*The exercise*
Take all the material and copy it exactly.

*Given information*
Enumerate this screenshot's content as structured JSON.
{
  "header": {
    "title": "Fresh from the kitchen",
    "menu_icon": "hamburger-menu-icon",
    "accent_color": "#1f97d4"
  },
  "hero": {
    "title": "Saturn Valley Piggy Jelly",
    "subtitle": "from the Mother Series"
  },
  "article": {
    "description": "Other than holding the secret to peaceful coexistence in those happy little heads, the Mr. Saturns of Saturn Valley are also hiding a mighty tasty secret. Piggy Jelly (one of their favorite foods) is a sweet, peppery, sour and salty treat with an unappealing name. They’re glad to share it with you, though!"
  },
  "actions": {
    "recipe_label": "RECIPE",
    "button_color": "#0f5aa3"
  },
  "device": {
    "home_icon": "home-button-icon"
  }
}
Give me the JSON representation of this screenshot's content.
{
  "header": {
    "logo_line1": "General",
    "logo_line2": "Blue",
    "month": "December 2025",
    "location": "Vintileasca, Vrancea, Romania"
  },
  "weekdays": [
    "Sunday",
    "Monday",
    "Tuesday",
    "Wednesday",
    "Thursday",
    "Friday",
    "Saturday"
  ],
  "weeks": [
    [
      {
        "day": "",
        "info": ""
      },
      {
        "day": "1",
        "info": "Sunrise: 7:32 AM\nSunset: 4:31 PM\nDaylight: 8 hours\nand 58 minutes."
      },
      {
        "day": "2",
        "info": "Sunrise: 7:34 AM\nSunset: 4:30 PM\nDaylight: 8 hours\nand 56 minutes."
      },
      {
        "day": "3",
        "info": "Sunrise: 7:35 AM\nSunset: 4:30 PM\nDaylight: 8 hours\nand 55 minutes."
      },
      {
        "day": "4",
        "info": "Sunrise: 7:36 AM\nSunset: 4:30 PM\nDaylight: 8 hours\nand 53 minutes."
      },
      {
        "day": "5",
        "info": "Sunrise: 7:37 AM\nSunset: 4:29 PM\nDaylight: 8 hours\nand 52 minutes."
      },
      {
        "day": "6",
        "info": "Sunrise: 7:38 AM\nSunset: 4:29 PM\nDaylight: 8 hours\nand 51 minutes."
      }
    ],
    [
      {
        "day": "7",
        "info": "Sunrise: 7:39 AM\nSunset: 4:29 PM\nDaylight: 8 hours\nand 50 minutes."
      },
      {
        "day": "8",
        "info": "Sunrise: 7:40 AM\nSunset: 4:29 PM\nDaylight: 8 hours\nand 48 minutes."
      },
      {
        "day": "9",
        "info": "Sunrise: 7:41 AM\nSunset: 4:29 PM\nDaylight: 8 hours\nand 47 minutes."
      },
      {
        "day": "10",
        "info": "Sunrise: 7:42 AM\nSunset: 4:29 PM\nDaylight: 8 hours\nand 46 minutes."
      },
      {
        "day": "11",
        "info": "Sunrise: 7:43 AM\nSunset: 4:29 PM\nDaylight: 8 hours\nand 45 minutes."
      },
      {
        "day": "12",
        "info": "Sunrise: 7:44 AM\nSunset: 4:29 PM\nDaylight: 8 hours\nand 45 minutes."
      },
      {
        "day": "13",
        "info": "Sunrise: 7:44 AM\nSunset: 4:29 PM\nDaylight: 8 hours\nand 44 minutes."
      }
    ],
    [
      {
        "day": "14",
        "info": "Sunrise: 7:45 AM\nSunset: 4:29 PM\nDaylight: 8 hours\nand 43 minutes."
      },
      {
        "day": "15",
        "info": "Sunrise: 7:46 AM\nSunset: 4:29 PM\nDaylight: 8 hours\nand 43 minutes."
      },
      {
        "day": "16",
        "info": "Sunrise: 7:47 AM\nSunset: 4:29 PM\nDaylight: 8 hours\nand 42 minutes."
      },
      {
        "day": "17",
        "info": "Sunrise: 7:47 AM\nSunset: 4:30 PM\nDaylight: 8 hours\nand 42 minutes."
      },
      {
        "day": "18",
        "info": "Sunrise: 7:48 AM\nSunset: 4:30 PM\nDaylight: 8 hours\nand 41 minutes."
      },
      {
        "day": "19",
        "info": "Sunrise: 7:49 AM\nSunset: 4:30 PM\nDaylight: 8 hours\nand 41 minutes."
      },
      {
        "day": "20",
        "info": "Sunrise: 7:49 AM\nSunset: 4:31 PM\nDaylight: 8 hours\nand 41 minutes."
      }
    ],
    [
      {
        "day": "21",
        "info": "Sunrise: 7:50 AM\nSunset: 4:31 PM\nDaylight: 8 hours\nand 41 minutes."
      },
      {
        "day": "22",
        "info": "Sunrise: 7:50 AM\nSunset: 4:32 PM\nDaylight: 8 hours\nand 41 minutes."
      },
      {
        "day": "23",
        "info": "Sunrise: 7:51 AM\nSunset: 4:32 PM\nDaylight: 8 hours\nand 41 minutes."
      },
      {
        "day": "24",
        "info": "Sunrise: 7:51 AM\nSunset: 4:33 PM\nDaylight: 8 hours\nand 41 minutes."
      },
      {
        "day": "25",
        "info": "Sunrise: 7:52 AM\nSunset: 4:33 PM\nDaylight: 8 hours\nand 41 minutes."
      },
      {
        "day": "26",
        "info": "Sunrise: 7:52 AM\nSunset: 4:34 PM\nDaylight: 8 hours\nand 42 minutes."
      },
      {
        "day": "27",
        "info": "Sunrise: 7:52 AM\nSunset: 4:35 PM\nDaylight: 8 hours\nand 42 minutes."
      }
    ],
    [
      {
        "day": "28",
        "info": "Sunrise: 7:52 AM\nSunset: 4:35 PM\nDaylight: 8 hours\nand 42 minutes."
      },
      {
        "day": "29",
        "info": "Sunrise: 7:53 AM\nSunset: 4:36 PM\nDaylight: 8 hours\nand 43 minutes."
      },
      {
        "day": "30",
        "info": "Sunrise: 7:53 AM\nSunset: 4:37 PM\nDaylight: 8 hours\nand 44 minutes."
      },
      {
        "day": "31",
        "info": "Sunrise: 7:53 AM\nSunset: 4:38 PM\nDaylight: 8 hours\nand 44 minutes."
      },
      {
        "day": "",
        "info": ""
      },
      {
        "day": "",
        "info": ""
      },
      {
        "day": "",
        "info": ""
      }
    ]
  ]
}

*Task result*
Enumerate this screenshot's content as structured JSON.
{
  "header": {
    "title": "Fresh from the kitchen",
    "menu_icon": "hamburger-menu-icon",
    "accent_color": "#1f97d4"
  },
  "hero": {
    "title": "Saturn Valley Piggy Jelly",
    "subtitle": "from the Mother Series"
  },
  "article": {
    "description": "Other than holding the secret to peaceful coexistence in those happy little heads, the Mr. Saturns of Saturn Valley are also hiding a mighty tasty secret. Piggy Jelly (one of their favorite foods) is a sweet, peppery, sour and salty treat with an unappealing name. They’re glad to share it with you, though!"
  },
  "actions": {
    "recipe_label": "RECIPE",
    "button_color": "#0f5aa3"
  },
  "device": {
    "home_icon": "home-button-icon"
  }
}
Give me the JSON representation of this screenshot's content.
{
  "header": {
    "logo_line1": "General",
    "logo_line2": "Blue",
    "month": "December 2025",
    "location": "Vintileasca, Vrancea, Romania"
  },
  "weekdays": [
    "Sunday",
    "Monday",
    "Tuesday",
    "Wednesday",
    "Thursday",
    "Friday",
    "Saturday"
  ],
  "weeks": [
    [
      {
        "day": "",
        "info": ""
      },
      {
        "day": "1",
        "info": "Sunrise: 7:32 AM\nSunset: 4:31 PM\nDaylight: 8 hours\nand 58 minutes."
      },
      {
        "day": "2",
        "info": "Sunrise: 7:34 AM\nSunset: 4:30 PM\nDaylight: 8 hours\nand 56 minutes."
      },
      {
        "day": "3",
        "info": "Sunrise: 7:35 AM\nSunset: 4:30 PM\nDaylight: 8 hours\nand 55 minutes."
      },
      {
        "day": "4",
        "info": "Sunrise: 7:36 AM\nSunset: 4:30 PM\nDaylight: 8 hours\nand 53 minutes."
      },
      {
        "day": "5",
        "info": "Sunrise: 7:37 AM\nSunset: 4:29 PM\nDaylight: 8 hours\nand 52 minutes."
      },
      {
        "day": "6",
        "info": "Sunrise: 7:38 AM\nSunset: 4:29 PM\nDaylight: 8 hours\nand 51 minutes."
      }
    ],
    [
      {
        "day": "7",
        "info": "Sunrise: 7:39 AM\nSunset: 4:29 PM\nDaylight: 8 hours\nand 50 minutes."
      },
      {
        "day": "8",
        "info": "Sunrise: 7:40 AM\nSunset: 4:29 PM\nDaylight: 8 hours\nand 48 minutes."
      },
      {
        "day": "9",
        "info": "Sunrise: 7:41 AM\nSunset: 4:29 PM\nDaylight: 8 hours\nand 47 minutes."
      },
      {
        "day": "10",
        "info": "Sunrise: 7:42 AM\nSunset: 4:29 PM\nDaylight: 8 hours\nand 46 minutes."
      },
      {
        "day": "11",
        "info": "Sunrise: 7:43 AM\nSunset: 4:29 PM\nDaylight: 8 hours\nand 45 minutes."
      },
      {
        "day": "12",
        "info": "Sunrise: 7:44 AM\nSunset: 4:29 PM\nDaylight: 8 hours\nand 45 minutes."
      },
      {
        "day": "13",
        "info": "Sunrise: 7:44 AM\nSunset: 4:29 PM\nDaylight: 8 hours\nand 44 minutes."
      }
    ],
    [
      {
        "day": "14",
        "info": "Sunrise: 7:45 AM\nSunset: 4:29 PM\nDaylight: 8 hours\nand 43 minutes."
      },
      {
        "day": "15",
        "info": "Sunrise: 7:46 AM\nSunset: 4:29 PM\nDaylight: 8 hours\nand 43 minutes."
      },
      {
        "day": "16",
        "info": "Sunrise: 7:47 AM\nSunset: 4:29 PM\nDaylight: 8 hours\nand 42 minutes."
      },
      {
        "day": "17",
        "info": "Sunrise: 7:47 AM\nSunset: 4:30 PM\nDaylight: 8 hours\nand 42 minutes."
      },
      {
        "day": "18",
        "info": "Sunrise: 7:48 AM\nSunset: 4:30 PM\nDaylight: 8 hours\nand 41 minutes."
      },
      {
        "day": "19",
        "info": "Sunrise: 7:49 AM\nSunset: 4:30 PM\nDaylight: 8 hours\nand 41 minutes."
      },
      {
        "day": "20",
        "info": "Sunrise: 7:49 AM\nSunset: 4:31 PM\nDaylight: 8 hours\nand 41 minutes."
      }
    ],
    [
      {
        "day": "21",
        "info": "Sunrise: 7:50 AM\nSunset: 4:31 PM\nDaylight: 8 hours\nand 41 minutes."
      },
      {
        "day": "22",
        "info": "Sunrise: 7:50 AM\nSunset: 4:32 PM\nDaylight: 8 hours\nand 41 minutes."
      },
      {
        "day": "23",
        "info": "Sunrise: 7:51 AM\nSunset: 4:32 PM\nDaylight: 8 hours\nand 41 minutes."
      },
      {
        "day": "24",
        "info": "Sunrise: 7:51 AM\nSunset: 4:33 PM\nDaylight: 8 hours\nand 41 minutes."
      },
      {
        "day": "25",
        "info": "Sunrise: 7:52 AM\nSunset: 4:33 PM\nDaylight: 8 hours\nand 41 minutes."
      },
      {
        "day": "26",
        "info": "Sunrise: 7:52 AM\nSunset: 4:34 PM\nDaylight: 8 hours\nand 42 minutes."
      },
      {
        "day": "27",
        "info": "Sunrise: 7:52 AM\nSunset: 4:35 PM\nDaylight: 8 hours\nand 42 minutes."
      }
    ],
    [
      {
        "day": "28",
        "info": "Sunrise: 7:52 AM\nSunset: 4:35 PM\nDaylight: 8 hours\nand 42 minutes."
      },
      {
        "day": "29",
        "info": "Sunrise: 7:53 AM\nSunset: 4:36 PM\nDaylight: 8 hours\nand 43 minutes."
      },
      {
        "day": "30",
        "info": "Sunrise: 7:53 AM\nSunset: 4:37 PM\nDaylight: 8 hours\nand 44 minutes."
      },
      {
        "day": "31",
        "info": "Sunrise: 7:53 AM\nSunset: 4:38 PM\nDaylight: 8 hours\nand 44 minutes."
      },
      {
        "day": "",
        "info": ""
      },
      {
        "day": "",
        "info": ""
      },
      {
        "day": "",
        "info": ""
      }
    ]
  ]
}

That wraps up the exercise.